▼▼▼

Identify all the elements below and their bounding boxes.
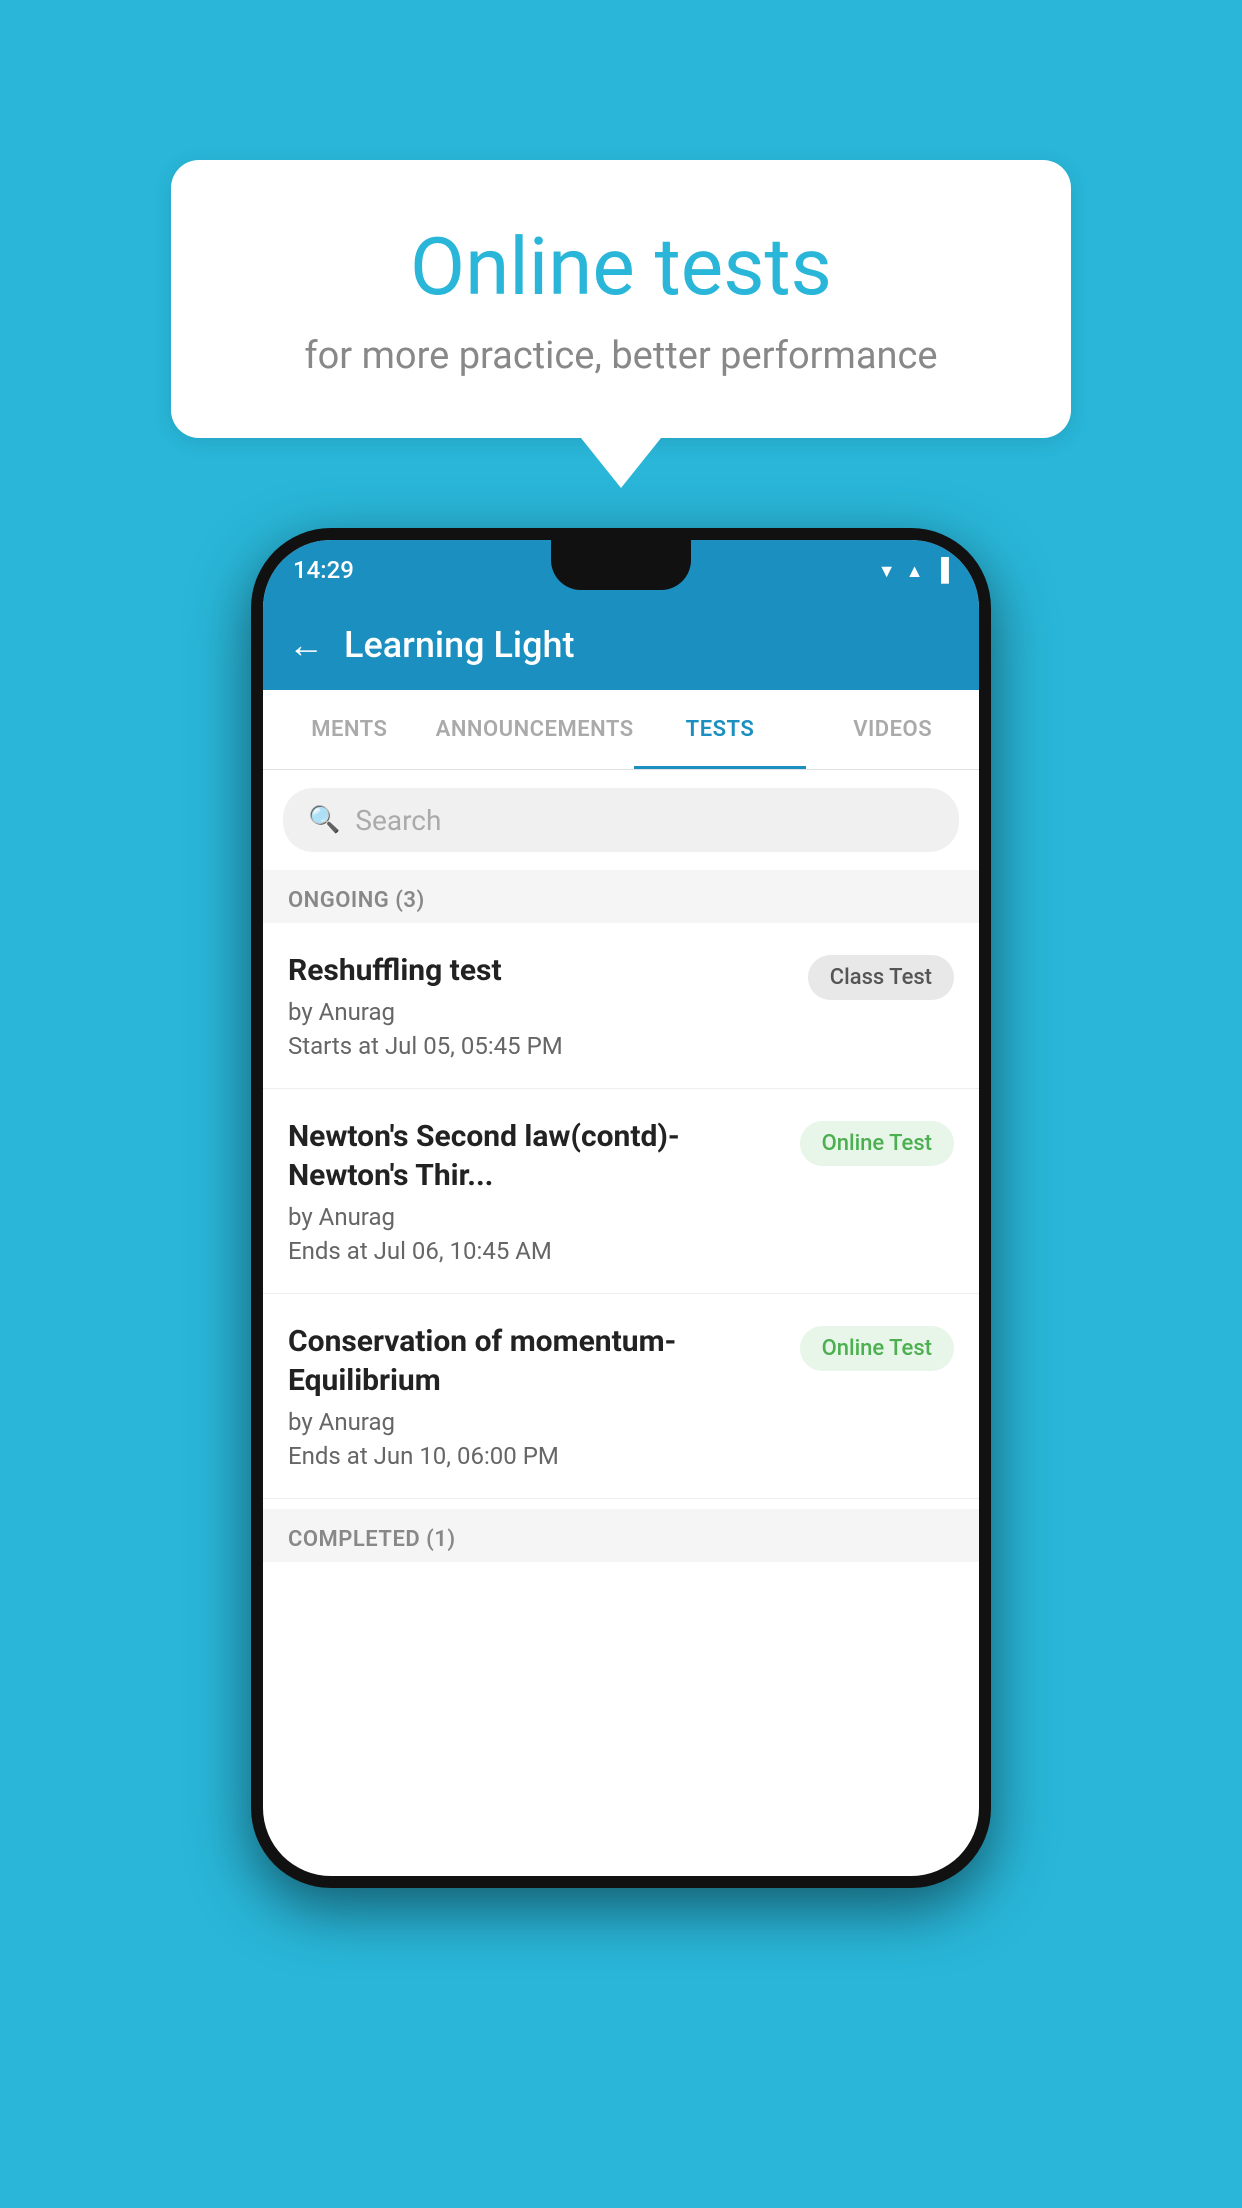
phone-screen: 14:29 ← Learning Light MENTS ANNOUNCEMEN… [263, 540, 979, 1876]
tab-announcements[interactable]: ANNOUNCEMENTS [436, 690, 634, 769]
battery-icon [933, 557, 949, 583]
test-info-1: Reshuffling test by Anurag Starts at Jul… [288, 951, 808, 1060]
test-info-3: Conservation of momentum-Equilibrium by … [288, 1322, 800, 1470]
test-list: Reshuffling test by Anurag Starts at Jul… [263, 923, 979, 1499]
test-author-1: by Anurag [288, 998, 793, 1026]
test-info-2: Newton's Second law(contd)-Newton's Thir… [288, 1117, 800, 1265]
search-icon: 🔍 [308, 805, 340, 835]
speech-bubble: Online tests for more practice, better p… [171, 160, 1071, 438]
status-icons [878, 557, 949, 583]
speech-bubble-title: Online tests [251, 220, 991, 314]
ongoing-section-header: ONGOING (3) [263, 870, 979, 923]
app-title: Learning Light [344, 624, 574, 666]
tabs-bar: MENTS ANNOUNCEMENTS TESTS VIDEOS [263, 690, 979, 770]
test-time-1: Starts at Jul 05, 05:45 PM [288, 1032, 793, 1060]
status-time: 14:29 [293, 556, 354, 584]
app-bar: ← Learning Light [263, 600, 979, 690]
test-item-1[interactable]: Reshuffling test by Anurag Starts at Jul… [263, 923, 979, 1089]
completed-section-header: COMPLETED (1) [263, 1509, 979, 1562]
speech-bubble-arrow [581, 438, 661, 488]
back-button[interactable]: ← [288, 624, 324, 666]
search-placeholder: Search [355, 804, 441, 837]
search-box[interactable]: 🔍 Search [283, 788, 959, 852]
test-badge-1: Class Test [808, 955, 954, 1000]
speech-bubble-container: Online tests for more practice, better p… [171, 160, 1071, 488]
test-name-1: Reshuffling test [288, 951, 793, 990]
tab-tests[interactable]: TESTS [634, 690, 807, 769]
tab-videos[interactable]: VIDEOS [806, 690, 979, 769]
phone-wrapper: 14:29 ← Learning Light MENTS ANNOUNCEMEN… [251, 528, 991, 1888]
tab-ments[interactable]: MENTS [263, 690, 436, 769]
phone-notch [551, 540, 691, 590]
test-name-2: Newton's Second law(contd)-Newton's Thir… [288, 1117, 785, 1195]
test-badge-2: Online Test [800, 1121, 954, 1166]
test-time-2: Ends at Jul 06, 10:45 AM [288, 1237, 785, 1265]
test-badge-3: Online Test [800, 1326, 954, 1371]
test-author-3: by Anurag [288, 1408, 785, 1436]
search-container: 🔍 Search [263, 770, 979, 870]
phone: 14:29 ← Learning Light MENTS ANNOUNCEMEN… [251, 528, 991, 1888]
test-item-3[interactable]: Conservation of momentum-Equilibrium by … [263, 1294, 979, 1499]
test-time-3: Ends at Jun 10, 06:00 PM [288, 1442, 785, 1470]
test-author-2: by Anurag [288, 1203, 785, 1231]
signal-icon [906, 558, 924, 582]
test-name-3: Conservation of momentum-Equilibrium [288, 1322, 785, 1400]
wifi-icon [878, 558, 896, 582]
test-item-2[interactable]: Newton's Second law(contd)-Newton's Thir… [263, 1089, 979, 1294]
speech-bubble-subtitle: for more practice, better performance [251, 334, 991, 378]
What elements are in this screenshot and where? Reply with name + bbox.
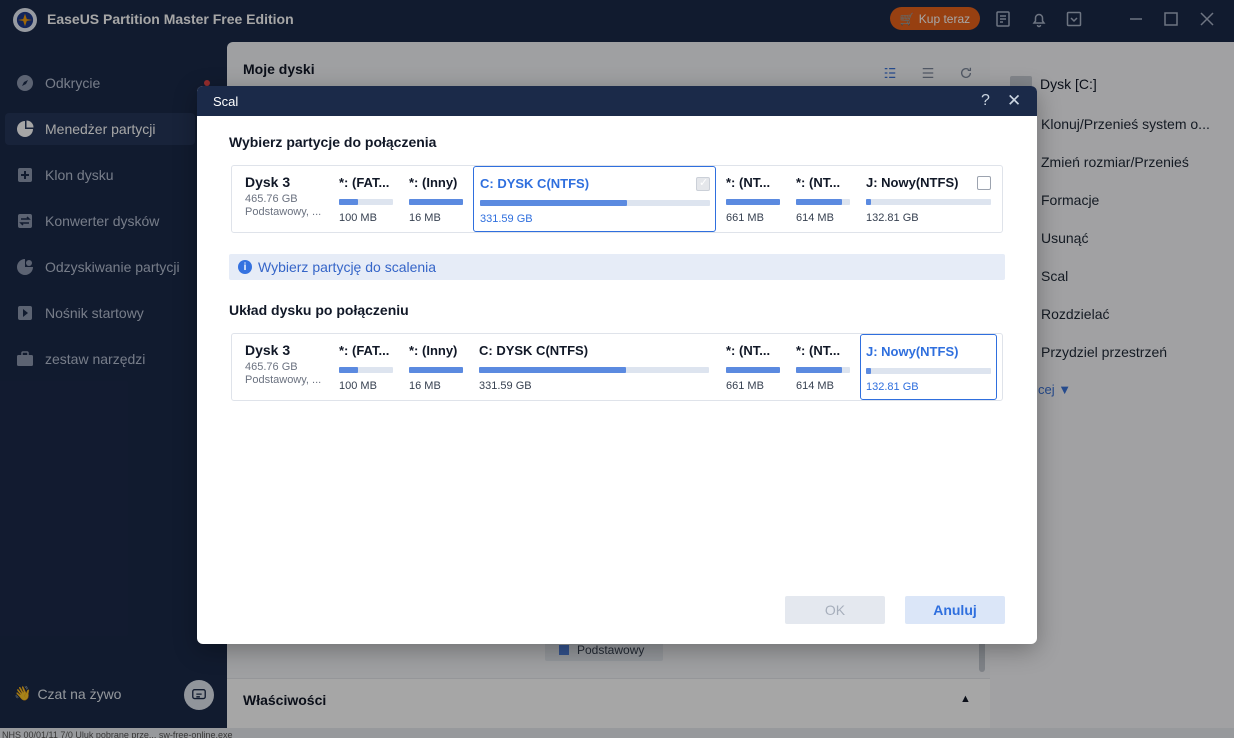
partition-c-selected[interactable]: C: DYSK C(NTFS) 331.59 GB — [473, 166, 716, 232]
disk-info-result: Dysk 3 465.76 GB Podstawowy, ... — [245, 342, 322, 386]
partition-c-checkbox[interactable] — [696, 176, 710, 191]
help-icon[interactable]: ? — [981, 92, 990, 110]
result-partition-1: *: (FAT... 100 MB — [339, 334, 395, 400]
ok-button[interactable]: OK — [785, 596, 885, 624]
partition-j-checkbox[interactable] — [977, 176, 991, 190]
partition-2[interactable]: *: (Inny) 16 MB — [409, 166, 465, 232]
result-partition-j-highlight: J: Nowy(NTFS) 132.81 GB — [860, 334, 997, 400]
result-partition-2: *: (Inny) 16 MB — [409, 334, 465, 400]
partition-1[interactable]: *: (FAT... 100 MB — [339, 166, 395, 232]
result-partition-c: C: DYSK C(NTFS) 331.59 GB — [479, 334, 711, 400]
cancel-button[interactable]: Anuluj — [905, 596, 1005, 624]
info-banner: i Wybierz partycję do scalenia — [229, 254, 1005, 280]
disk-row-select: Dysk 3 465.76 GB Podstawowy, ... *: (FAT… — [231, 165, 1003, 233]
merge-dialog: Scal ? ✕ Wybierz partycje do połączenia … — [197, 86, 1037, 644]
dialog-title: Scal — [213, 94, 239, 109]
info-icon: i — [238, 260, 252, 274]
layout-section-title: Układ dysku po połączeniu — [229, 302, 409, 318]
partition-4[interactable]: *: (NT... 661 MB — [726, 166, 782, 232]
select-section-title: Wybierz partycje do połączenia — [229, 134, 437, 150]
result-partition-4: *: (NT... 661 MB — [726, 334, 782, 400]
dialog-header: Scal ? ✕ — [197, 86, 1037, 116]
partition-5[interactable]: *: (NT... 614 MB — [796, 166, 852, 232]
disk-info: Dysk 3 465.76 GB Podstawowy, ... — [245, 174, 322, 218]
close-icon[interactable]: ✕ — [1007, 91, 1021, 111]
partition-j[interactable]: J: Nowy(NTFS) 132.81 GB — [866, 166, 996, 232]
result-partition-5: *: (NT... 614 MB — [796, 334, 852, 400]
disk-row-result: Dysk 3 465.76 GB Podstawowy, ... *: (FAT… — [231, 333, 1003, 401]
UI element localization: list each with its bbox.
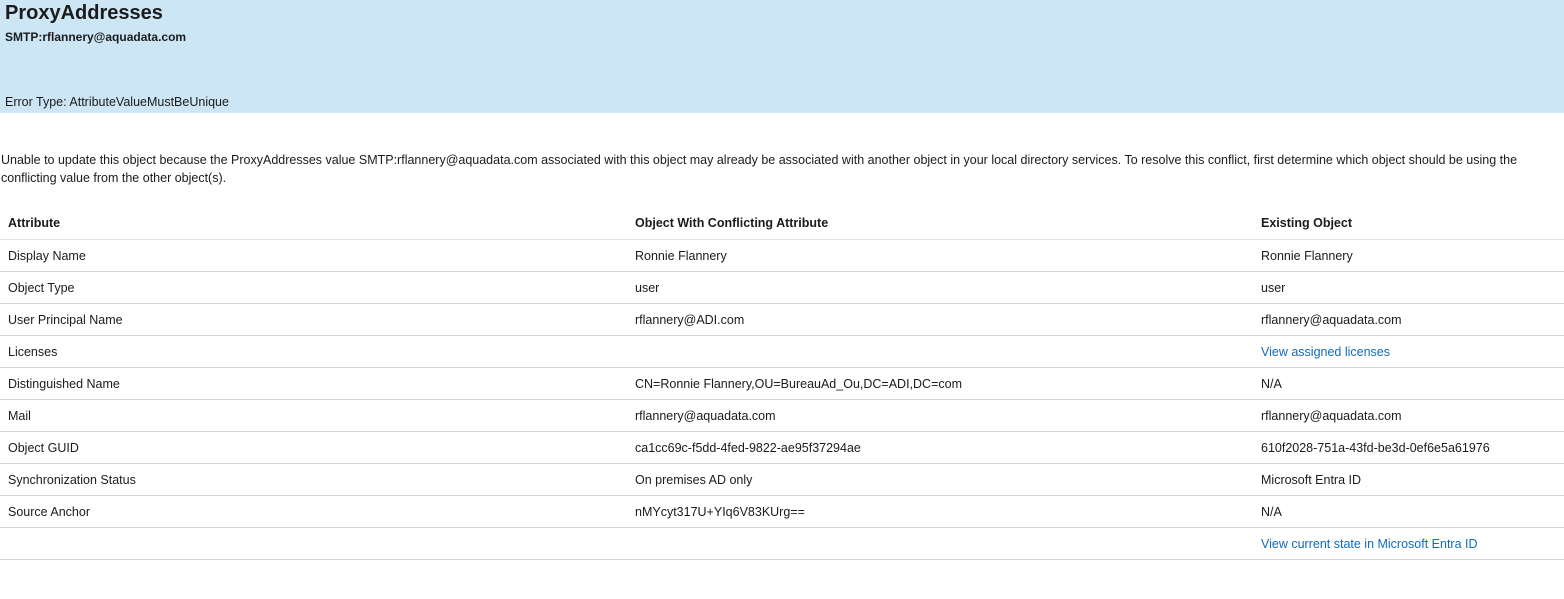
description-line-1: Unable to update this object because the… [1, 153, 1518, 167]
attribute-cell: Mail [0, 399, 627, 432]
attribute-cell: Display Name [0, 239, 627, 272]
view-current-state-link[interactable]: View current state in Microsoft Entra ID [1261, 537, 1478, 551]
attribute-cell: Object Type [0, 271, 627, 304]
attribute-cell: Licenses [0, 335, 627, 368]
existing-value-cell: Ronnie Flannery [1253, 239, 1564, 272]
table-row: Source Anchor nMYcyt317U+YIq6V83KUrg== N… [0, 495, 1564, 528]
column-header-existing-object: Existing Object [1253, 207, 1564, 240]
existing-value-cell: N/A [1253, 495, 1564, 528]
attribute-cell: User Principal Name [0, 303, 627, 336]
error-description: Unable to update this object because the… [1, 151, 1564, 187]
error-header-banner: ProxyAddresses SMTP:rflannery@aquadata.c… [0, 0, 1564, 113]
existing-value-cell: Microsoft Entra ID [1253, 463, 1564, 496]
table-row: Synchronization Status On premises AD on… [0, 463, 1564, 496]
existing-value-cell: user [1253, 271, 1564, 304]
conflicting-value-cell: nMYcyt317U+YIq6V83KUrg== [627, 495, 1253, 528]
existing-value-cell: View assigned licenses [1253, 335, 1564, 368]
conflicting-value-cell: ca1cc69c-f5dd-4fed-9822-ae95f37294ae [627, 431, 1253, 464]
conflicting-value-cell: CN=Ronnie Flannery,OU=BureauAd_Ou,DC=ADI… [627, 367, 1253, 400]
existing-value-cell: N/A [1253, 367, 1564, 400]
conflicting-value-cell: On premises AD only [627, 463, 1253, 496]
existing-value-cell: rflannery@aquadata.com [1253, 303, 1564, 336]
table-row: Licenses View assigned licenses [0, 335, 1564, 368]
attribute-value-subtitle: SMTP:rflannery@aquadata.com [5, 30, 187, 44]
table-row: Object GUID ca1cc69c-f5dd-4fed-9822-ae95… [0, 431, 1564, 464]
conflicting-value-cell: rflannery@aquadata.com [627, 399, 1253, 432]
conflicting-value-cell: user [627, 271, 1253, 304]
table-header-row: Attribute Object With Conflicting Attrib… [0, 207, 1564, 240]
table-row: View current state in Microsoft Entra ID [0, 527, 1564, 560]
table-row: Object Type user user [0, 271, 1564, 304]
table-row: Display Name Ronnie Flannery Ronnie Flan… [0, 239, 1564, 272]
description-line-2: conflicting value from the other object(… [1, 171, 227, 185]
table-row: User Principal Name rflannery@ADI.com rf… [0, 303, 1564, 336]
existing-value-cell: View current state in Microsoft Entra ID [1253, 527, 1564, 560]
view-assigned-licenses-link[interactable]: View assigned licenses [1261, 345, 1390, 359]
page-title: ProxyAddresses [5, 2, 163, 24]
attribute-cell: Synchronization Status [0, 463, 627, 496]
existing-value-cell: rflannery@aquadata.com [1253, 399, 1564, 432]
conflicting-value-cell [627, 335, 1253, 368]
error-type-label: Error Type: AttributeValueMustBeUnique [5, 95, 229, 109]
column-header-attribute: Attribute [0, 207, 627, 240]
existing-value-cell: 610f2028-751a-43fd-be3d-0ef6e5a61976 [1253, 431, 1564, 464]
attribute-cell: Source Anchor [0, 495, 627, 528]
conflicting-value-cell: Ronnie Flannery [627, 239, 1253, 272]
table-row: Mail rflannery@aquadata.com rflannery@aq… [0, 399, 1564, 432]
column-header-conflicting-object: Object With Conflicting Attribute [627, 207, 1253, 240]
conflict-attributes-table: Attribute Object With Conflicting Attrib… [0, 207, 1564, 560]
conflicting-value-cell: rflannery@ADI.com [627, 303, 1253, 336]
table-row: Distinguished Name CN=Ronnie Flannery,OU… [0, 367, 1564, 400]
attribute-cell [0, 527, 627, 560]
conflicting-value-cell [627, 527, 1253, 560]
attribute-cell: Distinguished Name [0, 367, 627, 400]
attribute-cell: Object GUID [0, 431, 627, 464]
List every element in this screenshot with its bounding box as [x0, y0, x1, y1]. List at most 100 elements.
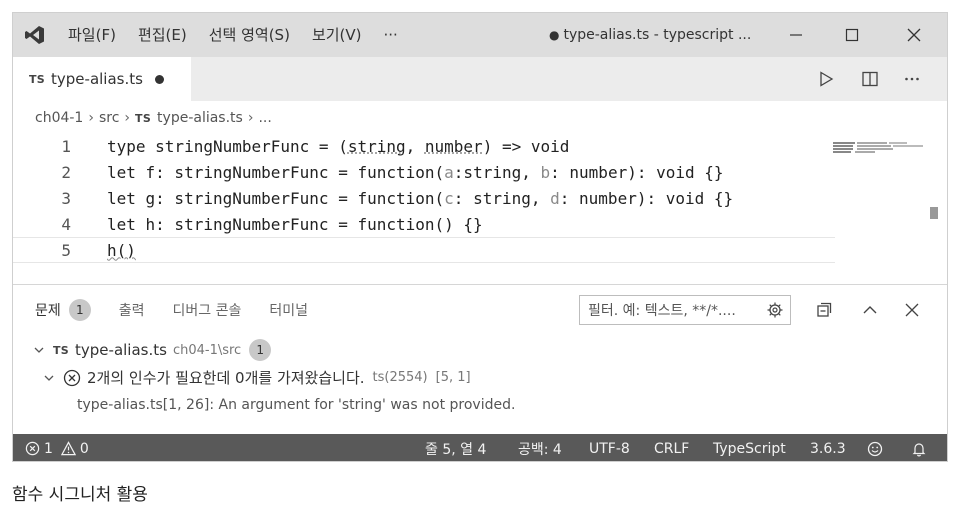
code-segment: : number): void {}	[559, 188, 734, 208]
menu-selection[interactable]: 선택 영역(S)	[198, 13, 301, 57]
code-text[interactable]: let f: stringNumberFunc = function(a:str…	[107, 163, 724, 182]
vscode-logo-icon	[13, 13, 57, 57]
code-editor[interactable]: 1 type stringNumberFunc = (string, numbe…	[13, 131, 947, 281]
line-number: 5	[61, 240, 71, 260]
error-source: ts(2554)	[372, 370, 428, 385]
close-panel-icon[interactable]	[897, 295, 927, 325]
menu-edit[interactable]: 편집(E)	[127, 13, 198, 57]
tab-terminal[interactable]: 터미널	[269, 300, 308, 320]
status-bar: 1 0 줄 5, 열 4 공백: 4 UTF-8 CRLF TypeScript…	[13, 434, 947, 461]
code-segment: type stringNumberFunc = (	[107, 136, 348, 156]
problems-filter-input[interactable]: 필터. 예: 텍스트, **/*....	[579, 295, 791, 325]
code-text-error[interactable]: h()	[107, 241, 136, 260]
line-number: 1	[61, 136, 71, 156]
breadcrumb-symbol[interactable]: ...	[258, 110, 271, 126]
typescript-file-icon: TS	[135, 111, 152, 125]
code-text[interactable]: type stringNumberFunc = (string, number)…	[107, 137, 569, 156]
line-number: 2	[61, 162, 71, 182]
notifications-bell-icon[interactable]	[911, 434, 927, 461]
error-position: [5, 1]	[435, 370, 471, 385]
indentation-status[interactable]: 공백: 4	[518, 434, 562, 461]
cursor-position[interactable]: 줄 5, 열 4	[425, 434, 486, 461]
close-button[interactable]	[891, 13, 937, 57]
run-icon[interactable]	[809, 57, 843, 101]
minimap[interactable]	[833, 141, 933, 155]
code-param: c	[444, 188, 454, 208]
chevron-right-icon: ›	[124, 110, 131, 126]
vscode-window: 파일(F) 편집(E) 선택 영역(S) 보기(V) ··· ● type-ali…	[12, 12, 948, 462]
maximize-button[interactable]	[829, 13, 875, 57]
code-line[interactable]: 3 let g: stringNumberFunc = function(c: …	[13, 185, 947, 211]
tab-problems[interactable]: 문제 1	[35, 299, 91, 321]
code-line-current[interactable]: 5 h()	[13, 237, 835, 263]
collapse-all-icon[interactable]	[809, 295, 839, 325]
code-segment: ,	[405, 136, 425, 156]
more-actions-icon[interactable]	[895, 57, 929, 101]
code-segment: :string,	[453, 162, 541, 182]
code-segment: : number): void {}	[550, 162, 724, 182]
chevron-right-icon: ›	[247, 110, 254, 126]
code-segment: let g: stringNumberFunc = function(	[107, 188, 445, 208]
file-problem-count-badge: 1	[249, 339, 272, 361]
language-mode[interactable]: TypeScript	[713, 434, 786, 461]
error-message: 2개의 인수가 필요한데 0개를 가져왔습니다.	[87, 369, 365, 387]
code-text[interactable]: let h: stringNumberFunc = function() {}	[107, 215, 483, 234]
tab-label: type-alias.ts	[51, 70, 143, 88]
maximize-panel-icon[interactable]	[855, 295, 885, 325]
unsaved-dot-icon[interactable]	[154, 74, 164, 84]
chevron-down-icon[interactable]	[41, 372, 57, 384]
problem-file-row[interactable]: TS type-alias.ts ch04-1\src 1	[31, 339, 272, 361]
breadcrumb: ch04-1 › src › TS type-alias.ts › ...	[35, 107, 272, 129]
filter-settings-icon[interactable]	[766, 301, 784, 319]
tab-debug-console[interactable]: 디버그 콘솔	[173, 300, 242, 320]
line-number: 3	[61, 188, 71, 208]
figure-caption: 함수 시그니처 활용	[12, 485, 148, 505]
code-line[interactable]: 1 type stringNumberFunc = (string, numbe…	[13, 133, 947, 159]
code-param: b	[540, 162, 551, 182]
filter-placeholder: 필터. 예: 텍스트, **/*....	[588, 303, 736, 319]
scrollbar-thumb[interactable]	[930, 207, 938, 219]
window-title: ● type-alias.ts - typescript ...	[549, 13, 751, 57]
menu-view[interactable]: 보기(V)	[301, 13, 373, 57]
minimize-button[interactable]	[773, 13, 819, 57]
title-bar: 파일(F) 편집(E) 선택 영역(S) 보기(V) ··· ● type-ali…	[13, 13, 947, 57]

▲▲▲

→ **EXERCISE GOAL**: Rewrite the entries from the line containing "188, 734, 208]" through the line containing "13, 57, 57]" as a numbered list, leaving out blank lines.

→ **RESPONSE**:
1. code-segment: : number): void {}	[559, 188, 734, 208]
2. menu-selection[interactable]: 선택 영역(S)	[198, 13, 301, 57]
3. code-text[interactable]: let f: stringNumberFunc = function(a:str…	[107, 163, 724, 182]
4. vscode-logo-icon	[13, 13, 57, 57]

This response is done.